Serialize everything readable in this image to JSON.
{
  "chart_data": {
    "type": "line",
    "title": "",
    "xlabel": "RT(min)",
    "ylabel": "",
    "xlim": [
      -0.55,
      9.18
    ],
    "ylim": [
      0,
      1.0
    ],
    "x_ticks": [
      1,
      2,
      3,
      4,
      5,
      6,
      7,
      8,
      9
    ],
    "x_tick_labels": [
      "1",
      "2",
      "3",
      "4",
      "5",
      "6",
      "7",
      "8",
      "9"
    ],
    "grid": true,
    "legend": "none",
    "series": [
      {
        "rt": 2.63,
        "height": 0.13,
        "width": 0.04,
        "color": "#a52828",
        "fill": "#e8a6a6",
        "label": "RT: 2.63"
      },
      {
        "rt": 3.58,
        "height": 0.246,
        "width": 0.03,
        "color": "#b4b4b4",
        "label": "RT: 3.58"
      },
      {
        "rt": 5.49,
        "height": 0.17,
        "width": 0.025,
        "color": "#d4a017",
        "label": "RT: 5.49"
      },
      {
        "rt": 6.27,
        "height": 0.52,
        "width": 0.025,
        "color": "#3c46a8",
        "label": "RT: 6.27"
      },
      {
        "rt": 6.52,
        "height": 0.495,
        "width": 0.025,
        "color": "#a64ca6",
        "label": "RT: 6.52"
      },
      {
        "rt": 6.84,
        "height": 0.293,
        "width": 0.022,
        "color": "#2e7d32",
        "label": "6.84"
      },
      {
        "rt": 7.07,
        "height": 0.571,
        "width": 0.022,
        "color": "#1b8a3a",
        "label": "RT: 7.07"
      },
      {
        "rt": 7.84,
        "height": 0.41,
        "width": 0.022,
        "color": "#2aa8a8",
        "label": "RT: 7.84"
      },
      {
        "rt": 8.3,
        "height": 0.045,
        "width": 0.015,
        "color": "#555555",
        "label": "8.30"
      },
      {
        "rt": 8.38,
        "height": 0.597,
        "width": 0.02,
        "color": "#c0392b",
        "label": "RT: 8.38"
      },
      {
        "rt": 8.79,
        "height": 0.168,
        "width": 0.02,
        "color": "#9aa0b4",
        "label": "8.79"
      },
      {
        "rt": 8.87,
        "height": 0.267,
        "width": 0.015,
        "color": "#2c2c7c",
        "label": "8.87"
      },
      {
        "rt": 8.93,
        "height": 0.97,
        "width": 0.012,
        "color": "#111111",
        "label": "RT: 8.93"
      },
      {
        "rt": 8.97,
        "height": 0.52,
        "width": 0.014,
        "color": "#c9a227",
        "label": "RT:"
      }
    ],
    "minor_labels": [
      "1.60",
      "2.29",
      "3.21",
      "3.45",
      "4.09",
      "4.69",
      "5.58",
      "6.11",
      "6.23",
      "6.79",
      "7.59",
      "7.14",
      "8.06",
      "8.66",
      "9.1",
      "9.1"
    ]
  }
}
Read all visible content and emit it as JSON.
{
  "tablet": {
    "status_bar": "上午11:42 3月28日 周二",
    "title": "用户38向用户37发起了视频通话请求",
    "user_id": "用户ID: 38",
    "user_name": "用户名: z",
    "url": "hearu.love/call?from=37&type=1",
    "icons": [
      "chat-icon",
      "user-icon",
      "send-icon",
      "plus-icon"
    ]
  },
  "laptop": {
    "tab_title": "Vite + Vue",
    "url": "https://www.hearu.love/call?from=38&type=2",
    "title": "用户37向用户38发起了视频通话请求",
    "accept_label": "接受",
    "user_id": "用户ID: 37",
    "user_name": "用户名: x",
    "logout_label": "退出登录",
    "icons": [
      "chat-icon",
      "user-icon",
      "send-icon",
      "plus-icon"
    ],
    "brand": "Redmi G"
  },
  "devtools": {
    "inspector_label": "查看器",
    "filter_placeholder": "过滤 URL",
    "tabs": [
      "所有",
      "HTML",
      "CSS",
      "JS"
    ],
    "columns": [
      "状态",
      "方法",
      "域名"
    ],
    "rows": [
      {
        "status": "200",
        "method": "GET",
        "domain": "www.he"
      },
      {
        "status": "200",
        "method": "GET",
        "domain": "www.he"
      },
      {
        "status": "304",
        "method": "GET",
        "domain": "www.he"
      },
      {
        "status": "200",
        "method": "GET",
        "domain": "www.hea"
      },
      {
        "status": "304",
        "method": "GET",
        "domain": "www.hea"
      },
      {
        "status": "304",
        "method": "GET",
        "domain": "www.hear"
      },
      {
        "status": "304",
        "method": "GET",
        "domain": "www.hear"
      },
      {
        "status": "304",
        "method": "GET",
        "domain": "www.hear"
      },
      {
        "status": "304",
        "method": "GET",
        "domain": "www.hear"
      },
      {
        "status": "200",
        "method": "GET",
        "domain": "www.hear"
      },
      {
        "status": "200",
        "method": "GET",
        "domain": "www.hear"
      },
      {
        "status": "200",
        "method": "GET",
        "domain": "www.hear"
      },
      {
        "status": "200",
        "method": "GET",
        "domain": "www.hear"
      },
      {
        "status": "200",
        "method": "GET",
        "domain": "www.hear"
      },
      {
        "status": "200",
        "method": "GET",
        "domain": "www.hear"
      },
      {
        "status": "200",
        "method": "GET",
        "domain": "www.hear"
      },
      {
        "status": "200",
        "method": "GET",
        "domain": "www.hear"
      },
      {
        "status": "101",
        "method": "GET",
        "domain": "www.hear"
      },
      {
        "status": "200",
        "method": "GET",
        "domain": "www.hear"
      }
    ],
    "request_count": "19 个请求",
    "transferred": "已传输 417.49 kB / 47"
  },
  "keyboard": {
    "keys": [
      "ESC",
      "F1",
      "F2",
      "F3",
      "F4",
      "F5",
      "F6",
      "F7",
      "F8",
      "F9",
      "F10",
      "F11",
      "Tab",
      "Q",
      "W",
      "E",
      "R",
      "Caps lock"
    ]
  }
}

What is expected
Faithfully transcribe the whole of the data.

Answer to the exercise
Serialize everything readable in this image to JSON.
{
  "chart_data": {
    "type": "line",
    "title": "",
    "xlabel": "RT(min)",
    "ylabel": "",
    "xlim": [
      -0.55,
      9.18
    ],
    "ylim": [
      0,
      1.0
    ],
    "x_ticks": [
      1,
      2,
      3,
      4,
      5,
      6,
      7,
      8,
      9
    ],
    "x_tick_labels": [
      "1",
      "2",
      "3",
      "4",
      "5",
      "6",
      "7",
      "8",
      "9"
    ],
    "grid": true,
    "legend": "none",
    "series": [
      {
        "rt": 2.63,
        "height": 0.13,
        "width": 0.04,
        "color": "#a52828",
        "fill": "#e8a6a6",
        "label": "RT: 2.63"
      },
      {
        "rt": 3.58,
        "height": 0.246,
        "width": 0.03,
        "color": "#b4b4b4",
        "label": "RT: 3.58"
      },
      {
        "rt": 5.49,
        "height": 0.17,
        "width": 0.025,
        "color": "#d4a017",
        "label": "RT: 5.49"
      },
      {
        "rt": 6.27,
        "height": 0.52,
        "width": 0.025,
        "color": "#3c46a8",
        "label": "RT: 6.27"
      },
      {
        "rt": 6.52,
        "height": 0.495,
        "width": 0.025,
        "color": "#a64ca6",
        "label": "RT: 6.52"
      },
      {
        "rt": 6.84,
        "height": 0.293,
        "width": 0.022,
        "color": "#2e7d32",
        "label": "6.84"
      },
      {
        "rt": 7.07,
        "height": 0.571,
        "width": 0.022,
        "color": "#1b8a3a",
        "label": "RT: 7.07"
      },
      {
        "rt": 7.84,
        "height": 0.41,
        "width": 0.022,
        "color": "#2aa8a8",
        "label": "RT: 7.84"
      },
      {
        "rt": 8.3,
        "height": 0.045,
        "width": 0.015,
        "color": "#555555",
        "label": "8.30"
      },
      {
        "rt": 8.38,
        "height": 0.597,
        "width": 0.02,
        "color": "#c0392b",
        "label": "RT: 8.38"
      },
      {
        "rt": 8.79,
        "height": 0.168,
        "width": 0.02,
        "color": "#9aa0b4",
        "label": "8.79"
      },
      {
        "rt": 8.87,
        "height": 0.267,
        "width": 0.015,
        "color": "#2c2c7c",
        "label": "8.87"
      },
      {
        "rt": 8.93,
        "height": 0.97,
        "width": 0.012,
        "color": "#111111",
        "label": "RT: 8.93"
      },
      {
        "rt": 8.97,
        "height": 0.52,
        "width": 0.014,
        "color": "#c9a227",
        "label": "RT:"
      }
    ],
    "minor_labels": [
      "1.60",
      "2.29",
      "3.21",
      "3.45",
      "4.09",
      "4.69",
      "5.58",
      "6.11",
      "6.23",
      "6.79",
      "7.59",
      "7.14",
      "8.06",
      "8.66",
      "9.1",
      "9.1"
    ]
  }
}
Read all visible content and emit it as JSON.
{
  "tablet": {
    "status_bar": "上午11:42 3月28日 周二",
    "title": "用户38向用户37发起了视频通话请求",
    "user_id": "用户ID: 38",
    "user_name": "用户名: z",
    "url": "hearu.love/call?from=37&type=1",
    "icons": [
      "chat-icon",
      "user-icon",
      "send-icon",
      "plus-icon"
    ]
  },
  "laptop": {
    "tab_title": "Vite + Vue",
    "url": "https://www.hearu.love/call?from=38&type=2",
    "title": "用户37向用户38发起了视频通话请求",
    "accept_label": "接受",
    "user_id": "用户ID: 37",
    "user_name": "用户名: x",
    "logout_label": "退出登录",
    "icons": [
      "chat-icon",
      "user-icon",
      "send-icon",
      "plus-icon"
    ],
    "brand": "Redmi G"
  },
  "devtools": {
    "inspector_label": "查看器",
    "filter_placeholder": "过滤 URL",
    "tabs": [
      "所有",
      "HTML",
      "CSS",
      "JS"
    ],
    "columns": [
      "状态",
      "方法",
      "域名"
    ],
    "rows": [
      {
        "status": "200",
        "method": "GET",
        "domain": "www.he"
      },
      {
        "status": "200",
        "method": "GET",
        "domain": "www.he"
      },
      {
        "status": "304",
        "method": "GET",
        "domain": "www.he"
      },
      {
        "status": "200",
        "method": "GET",
        "domain": "www.hea"
      },
      {
        "status": "304",
        "method": "GET",
        "domain": "www.hea"
      },
      {
        "status": "304",
        "method": "GET",
        "domain": "www.hear"
      },
      {
        "status": "304",
        "method": "GET",
        "domain": "www.hear"
      },
      {
        "status": "304",
        "method": "GET",
        "domain": "www.hear"
      },
      {
        "status": "304",
        "method": "GET",
        "domain": "www.hear"
      },
      {
        "status": "200",
        "method": "GET",
        "domain": "www.hear"
      },
      {
        "status": "200",
        "method": "GET",
        "domain": "www.hear"
      },
      {
        "status": "200",
        "method": "GET",
        "domain": "www.hear"
      },
      {
        "status": "200",
        "method": "GET",
        "domain": "www.hear"
      },
      {
        "status": "200",
        "method": "GET",
        "domain": "www.hear"
      },
      {
        "status": "200",
        "method": "GET",
        "domain": "www.hear"
      },
      {
        "status": "200",
        "method": "GET",
        "domain": "www.hear"
      },
      {
        "status": "200",
        "method": "GET",
        "domain": "www.hear"
      },
      {
        "status": "101",
        "method": "GET",
        "domain": "www.hear"
      },
      {
        "status": "200",
        "method": "GET",
        "domain": "www.hear"
      }
    ],
    "request_count": "19 个请求",
    "transferred": "已传输 417.49 kB / 47"
  },
  "keyboard": {
    "keys": [
      "ESC",
      "F1",
      "F2",
      "F3",
      "F4",
      "F5",
      "F6",
      "F7",
      "F8",
      "F9",
      "F10",
      "F11",
      "Tab",
      "Q",
      "W",
      "E",
      "R",
      "Caps lock"
    ]
  }
}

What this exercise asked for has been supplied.